> [WRITTEN TASK] Find and copy each line of the records where the string "first" shows up.
_____
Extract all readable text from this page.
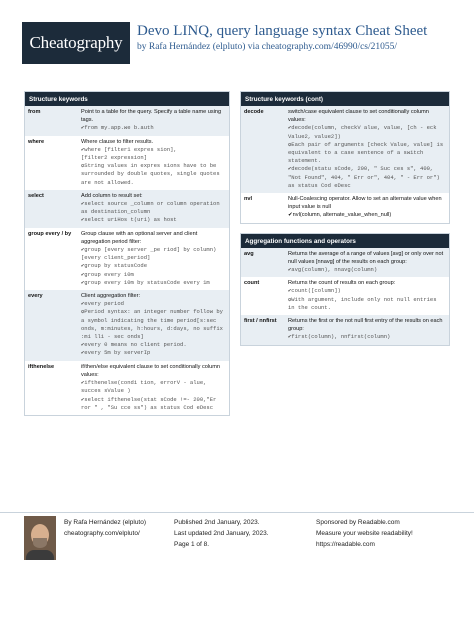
Cheatography
Devo LINQ, query language syntax Cheat Sheet
by Rafa Hernández (elpluto) via cheatography.com/46990/cs/21055/
Structure keywords
from	Point to a table for the query. Specify a table name using tags.
✔from my.app.we b.auth
where	Where clause to filter results.
✔where [filter1 expres sion],
[filter2 expression]
✪String values in expres sions have to be surrounded by double quotes, single quotes are not allowed.
select	Add column to result set:
✔select source _column or column operation as destination_column
✔select uriHos t(uri) as host
group every / by	Group clause with an optional server and client aggregation period filter:
✔group [every server _pe riod] by column)
[every client_period]
✔group by statusCode
✔group every 10m
✔group every 10m by statusCode every 1m
every	Client aggregation filter:
✔every period
✪Period syntax: an integer number follow by a symbol indicating the time period[s:sec onds, m:minutes, h:hours, d:days, no suffix :mi lli - sec onds]
✔every 0 means no client period.
✔every 5m by serverIp
ifthenelse	if/then/else equivalent clause to set conditionally column values:
✔ifthenelse(condi tion, errorV - alue, succes sValue )
✔select ifthenelse(stat sCode !=- 200,"Er ror " , "Su cce ss") as status Cod eDesc
Structure keywords (cont)
decode	switch/case equivalent clause to set conditionally column values:
✔decode(column, checkV alue, value, [ch - eck Value2, value2])
✪Each pair of arguments [check Value, value] is equivalent to a case sentence of a switch statement.
✔decode(statu sCode, 200, " Suc ces s", 400, "Not Found", 404, " Err or", 404, " - Err or") as status Cod eDesc
nvl	Null-Coalescing operator. Allow to set an alternate value when input value is null
✔nvl(column, alternate_value_when_null)
Aggregation functions and operators
avg	Returns the average of a range of values [avg] or only over not null values [nnavg] of the results on each group:
✔avg(column), nnavg(column)
count	Returns the count of results on each group:
✔count([column])
✪With argument, include only not null entries in the count.
first / nnfirst	Returns the first or the not null first entry of the results on each group:
✔first(column), nnfirst(column)
By Rafa Hernández (elpluto)
cheatography.com/elpluto/
Published 2nd January, 2023.
Last updated 2nd January, 2023.
Page 1 of 8.
Sponsored by Readable.com
Measure your website readability!
https://readable.com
_____
> [RESULT OF THIS TASK]
first / nnfirst	Returns the first or the not null first entry of the results on each group:
✔first(column), nnfirst(column)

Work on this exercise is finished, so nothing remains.